[start of DATASET RECORDS]
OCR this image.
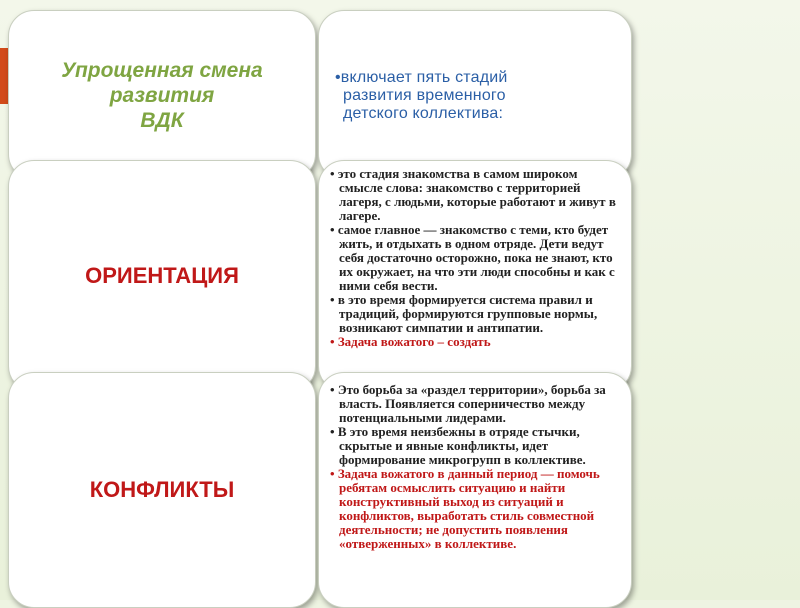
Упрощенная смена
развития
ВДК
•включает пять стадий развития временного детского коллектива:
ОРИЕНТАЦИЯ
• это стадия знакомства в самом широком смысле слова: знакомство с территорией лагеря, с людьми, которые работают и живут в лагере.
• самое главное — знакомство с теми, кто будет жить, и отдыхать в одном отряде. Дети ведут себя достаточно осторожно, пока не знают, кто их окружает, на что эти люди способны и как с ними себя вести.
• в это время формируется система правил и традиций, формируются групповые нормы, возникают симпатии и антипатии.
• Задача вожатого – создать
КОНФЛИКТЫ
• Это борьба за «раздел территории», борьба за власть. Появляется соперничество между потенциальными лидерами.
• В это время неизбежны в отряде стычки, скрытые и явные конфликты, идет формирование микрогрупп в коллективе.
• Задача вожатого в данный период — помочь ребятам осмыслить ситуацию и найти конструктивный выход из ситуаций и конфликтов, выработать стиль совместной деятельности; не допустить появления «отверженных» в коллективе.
[end of DATASET RECORDS]
List each line holding the string "развития".

• **SOLUTION TO THE EXERCISE**
развития
•включает пять стадий развития временного детского коллектива:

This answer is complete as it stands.